Requirement »
In the material below, find all lines with the string "species" and copy them.

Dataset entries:
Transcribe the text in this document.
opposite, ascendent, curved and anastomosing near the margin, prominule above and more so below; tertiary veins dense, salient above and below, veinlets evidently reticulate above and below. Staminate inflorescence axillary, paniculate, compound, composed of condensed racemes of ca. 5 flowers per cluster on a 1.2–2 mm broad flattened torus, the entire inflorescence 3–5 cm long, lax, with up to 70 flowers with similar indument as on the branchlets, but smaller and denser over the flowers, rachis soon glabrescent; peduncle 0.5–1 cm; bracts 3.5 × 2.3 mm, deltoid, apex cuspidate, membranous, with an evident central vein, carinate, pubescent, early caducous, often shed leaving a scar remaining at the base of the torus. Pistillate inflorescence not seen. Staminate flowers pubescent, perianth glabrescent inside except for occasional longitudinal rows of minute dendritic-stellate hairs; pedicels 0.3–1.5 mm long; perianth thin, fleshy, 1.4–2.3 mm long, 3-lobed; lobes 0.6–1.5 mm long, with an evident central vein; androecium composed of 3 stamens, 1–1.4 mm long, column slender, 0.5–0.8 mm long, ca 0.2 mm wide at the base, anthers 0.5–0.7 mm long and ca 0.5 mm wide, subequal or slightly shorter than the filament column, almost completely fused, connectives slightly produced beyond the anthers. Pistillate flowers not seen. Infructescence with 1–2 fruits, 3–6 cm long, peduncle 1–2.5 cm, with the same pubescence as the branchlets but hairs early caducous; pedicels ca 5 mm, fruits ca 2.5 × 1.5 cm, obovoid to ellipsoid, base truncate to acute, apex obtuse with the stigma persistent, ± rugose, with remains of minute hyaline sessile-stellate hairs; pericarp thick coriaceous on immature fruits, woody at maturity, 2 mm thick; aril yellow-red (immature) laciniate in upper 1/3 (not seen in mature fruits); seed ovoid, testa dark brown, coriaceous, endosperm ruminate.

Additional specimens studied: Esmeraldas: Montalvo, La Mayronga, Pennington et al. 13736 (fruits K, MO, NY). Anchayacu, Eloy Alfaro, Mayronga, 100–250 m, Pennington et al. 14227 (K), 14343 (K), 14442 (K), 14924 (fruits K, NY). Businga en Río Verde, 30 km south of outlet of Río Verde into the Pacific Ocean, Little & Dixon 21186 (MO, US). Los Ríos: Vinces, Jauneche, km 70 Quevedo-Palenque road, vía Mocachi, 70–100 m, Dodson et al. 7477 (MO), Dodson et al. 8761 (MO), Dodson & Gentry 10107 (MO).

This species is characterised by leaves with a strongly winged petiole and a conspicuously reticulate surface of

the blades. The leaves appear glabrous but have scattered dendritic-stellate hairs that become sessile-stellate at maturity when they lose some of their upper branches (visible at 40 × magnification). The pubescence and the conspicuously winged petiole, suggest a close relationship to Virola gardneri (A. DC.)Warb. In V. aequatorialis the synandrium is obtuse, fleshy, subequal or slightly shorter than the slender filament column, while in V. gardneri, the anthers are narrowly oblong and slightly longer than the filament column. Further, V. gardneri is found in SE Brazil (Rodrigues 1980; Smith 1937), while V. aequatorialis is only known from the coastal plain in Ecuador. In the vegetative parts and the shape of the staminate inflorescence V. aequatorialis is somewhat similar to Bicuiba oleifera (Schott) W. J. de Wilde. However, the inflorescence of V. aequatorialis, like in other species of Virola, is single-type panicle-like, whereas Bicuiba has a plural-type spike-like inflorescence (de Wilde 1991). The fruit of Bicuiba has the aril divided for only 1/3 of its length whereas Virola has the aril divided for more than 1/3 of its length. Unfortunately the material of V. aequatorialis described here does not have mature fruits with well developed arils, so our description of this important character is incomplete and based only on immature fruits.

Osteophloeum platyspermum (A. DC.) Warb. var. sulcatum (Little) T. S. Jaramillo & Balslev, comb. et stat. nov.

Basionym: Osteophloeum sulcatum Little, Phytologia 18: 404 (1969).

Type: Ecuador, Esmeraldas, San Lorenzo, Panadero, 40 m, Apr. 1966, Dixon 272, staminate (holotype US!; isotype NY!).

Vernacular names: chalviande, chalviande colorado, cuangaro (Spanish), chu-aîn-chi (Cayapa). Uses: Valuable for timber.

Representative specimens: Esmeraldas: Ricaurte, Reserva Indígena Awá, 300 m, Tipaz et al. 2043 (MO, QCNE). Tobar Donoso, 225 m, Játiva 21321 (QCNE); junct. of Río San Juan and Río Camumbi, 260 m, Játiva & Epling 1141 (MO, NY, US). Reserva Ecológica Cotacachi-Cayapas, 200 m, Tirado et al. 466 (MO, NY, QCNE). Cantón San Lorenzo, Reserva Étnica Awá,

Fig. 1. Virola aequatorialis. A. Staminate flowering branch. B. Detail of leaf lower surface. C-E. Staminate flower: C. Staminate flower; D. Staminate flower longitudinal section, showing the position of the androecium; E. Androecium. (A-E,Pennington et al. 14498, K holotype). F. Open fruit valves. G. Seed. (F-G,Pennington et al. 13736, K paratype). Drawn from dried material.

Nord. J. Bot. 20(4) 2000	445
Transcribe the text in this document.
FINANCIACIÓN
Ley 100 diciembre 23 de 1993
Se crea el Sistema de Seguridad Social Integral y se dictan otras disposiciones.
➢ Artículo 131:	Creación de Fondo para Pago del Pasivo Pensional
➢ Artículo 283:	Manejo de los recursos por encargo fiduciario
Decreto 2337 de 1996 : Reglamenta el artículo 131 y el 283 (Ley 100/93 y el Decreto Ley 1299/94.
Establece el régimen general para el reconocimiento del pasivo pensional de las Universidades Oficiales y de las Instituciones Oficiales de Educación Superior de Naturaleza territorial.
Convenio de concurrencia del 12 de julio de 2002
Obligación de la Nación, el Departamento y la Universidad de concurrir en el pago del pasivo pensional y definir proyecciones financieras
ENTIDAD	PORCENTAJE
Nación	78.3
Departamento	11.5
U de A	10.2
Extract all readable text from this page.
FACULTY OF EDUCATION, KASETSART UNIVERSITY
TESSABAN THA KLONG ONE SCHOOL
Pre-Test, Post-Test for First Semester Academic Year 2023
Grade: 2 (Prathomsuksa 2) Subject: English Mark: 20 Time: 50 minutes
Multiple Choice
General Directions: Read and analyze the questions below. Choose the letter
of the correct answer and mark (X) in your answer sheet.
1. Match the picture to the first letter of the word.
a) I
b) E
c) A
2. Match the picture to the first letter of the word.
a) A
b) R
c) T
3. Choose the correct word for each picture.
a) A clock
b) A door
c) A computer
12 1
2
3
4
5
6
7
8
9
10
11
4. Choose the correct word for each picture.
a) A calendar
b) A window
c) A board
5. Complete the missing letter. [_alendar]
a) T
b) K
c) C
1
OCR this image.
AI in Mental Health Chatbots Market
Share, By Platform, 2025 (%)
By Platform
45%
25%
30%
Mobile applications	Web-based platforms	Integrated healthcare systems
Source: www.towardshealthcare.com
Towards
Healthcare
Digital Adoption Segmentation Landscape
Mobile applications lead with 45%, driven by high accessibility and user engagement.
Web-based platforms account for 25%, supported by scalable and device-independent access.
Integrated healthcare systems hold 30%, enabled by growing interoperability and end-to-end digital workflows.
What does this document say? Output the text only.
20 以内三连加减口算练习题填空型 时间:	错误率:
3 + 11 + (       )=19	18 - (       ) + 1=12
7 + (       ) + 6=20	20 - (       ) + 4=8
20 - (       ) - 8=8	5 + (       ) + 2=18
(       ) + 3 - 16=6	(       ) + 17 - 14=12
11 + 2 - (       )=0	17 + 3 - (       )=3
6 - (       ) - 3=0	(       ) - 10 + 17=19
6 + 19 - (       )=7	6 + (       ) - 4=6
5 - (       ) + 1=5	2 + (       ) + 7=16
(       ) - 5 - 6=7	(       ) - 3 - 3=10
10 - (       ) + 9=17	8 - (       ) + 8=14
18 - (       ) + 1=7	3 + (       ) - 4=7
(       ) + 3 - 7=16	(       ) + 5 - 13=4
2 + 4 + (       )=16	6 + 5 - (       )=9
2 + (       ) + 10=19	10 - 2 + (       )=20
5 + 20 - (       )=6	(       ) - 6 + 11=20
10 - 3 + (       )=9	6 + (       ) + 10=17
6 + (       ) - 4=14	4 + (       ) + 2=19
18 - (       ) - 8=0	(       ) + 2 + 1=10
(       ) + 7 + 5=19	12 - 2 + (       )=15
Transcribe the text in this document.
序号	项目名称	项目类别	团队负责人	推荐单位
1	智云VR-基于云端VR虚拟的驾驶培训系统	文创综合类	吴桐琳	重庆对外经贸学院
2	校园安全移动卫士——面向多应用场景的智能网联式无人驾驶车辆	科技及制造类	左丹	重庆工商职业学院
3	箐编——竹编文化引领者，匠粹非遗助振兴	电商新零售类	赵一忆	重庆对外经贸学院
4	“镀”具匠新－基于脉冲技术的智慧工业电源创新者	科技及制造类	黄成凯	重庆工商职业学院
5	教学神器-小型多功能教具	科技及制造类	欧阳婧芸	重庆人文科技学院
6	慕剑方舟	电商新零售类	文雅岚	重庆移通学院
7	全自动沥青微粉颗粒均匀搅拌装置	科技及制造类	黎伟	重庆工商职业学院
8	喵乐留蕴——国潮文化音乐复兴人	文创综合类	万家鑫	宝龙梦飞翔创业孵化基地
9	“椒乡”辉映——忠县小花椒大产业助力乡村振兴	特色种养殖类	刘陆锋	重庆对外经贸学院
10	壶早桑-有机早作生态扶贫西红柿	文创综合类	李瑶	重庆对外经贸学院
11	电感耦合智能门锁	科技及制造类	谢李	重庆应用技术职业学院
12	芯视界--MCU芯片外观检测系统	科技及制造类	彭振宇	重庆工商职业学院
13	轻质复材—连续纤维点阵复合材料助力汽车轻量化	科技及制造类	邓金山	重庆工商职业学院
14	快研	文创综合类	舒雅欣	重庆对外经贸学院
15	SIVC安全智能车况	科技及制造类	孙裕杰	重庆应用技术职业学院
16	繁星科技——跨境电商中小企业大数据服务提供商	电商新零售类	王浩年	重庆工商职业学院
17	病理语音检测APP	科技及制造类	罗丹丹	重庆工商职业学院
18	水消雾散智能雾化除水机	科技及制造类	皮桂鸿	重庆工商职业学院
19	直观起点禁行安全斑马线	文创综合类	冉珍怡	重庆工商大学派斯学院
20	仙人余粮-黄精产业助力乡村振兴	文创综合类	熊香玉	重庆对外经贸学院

Solution for this problem »
This species is characterised by leaves with a strongly winged petiole and a conspicuously reticulate surface of
the blades. The leaves appear glabrous but have scattered dendritic-stellate hairs that become sessile-stellate at maturity when they lose some of their upper branches (visible at 40 × magnification). The pubescence and the conspicuously winged petiole, suggest a close relationship to Virola gardneri (A. DC.)Warb. In V. aequatorialis the synandrium is obtuse, fleshy, subequal or slightly shorter than the slender filament column, while in V. gardneri, the anthers are narrowly oblong and slightly longer than the filament column. Further, V. gardneri is found in SE Brazil (Rodrigues 1980; Smith 1937), while V. aequatorialis is only known from the coastal plain in Ecuador. In the vegetative parts and the shape of the staminate inflorescence V. aequatorialis is somewhat similar to Bicuiba oleifera (Schott) W. J. de Wilde. However, the inflorescence of V. aequatorialis, like in other species of Virola, is single-type panicle-like, whereas Bicuiba has a plural-type spike-like inflorescence (de Wilde 1991). The fruit of Bicuiba has the aril divided for only 1/3 of its length whereas Virola has the aril divided for more than 1/3 of its length. Unfortunately the material of V. aequatorialis described here does not have mature fruits with well developed arils, so our description of this important character is incomplete and based only on immature fruits.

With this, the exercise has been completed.